● SET PROBLEM: In the material below, count the lines with the word "walls" and state that number only.

★ ★ ★ ★ ★ ★ ★

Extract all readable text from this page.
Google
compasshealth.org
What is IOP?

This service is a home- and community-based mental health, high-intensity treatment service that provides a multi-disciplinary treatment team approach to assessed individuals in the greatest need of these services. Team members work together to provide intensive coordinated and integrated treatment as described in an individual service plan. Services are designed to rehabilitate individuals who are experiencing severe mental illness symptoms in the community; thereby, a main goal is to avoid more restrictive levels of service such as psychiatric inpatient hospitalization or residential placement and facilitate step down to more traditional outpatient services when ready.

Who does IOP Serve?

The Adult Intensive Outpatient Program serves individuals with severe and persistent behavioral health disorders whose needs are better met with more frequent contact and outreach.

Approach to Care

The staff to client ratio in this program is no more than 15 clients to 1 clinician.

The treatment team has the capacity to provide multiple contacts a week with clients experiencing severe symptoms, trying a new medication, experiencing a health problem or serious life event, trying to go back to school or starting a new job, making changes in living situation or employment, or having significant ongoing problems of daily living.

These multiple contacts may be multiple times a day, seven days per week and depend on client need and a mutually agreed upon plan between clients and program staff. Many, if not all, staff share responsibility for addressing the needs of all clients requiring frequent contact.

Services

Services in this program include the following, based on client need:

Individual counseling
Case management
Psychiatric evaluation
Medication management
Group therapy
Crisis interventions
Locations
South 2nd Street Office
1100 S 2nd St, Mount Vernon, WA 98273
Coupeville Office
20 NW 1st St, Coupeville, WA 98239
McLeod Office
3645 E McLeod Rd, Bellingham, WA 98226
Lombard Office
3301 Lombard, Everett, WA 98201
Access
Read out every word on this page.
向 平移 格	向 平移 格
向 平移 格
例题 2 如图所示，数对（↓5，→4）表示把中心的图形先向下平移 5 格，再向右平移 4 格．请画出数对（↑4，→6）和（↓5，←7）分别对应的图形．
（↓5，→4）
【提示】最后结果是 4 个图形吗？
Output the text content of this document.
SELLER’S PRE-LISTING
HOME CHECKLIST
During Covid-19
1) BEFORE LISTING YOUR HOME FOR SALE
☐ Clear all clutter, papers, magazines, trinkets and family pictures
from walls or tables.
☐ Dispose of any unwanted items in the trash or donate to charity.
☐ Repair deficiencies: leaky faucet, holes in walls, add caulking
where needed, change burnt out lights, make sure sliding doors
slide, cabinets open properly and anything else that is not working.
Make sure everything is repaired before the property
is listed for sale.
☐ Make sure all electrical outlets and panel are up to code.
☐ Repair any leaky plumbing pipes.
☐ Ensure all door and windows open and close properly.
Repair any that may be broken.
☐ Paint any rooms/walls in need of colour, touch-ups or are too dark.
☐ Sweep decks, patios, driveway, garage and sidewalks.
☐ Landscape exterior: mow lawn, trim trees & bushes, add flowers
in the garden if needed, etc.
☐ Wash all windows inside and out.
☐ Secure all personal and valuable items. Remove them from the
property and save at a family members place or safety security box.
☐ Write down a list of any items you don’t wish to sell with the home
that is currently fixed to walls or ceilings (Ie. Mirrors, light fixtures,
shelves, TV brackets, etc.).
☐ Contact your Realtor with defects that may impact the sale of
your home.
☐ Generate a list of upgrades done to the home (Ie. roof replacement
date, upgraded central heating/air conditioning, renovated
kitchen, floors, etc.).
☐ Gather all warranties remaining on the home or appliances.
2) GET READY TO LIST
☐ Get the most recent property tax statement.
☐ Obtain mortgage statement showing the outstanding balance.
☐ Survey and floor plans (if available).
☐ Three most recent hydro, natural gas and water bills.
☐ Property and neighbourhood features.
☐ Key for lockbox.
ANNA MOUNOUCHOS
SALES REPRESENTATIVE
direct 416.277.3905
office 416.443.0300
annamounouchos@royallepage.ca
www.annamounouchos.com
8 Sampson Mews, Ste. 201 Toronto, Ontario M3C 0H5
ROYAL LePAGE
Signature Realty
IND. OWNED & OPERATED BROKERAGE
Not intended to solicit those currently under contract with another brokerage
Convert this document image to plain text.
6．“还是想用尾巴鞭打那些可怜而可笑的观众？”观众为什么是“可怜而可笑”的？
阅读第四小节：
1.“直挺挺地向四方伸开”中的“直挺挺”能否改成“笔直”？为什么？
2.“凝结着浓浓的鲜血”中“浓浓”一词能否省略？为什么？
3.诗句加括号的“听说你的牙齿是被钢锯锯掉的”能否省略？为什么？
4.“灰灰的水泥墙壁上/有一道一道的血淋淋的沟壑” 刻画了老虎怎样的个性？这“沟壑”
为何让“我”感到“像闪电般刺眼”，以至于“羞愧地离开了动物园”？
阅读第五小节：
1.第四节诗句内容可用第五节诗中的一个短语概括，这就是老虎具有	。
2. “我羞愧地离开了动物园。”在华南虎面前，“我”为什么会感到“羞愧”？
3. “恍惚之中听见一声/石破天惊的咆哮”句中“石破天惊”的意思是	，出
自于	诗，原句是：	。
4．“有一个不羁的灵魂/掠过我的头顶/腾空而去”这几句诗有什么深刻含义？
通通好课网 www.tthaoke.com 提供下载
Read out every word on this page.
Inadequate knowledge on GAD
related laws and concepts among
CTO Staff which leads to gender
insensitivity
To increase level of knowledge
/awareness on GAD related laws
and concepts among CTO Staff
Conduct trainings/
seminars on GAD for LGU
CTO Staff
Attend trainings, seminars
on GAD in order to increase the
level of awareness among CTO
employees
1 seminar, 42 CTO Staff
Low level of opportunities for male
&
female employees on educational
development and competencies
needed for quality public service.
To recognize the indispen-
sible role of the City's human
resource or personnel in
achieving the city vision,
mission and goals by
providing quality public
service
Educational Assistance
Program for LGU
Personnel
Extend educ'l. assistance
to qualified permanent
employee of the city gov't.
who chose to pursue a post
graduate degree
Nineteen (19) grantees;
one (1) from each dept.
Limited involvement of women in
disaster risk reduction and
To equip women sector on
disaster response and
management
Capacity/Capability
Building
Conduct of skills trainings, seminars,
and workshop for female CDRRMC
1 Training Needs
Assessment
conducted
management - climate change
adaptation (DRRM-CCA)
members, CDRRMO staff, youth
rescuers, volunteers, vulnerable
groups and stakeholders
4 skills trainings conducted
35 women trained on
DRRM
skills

★ ★ ★ ★ ★ ★ ★

● RESPONSE: 4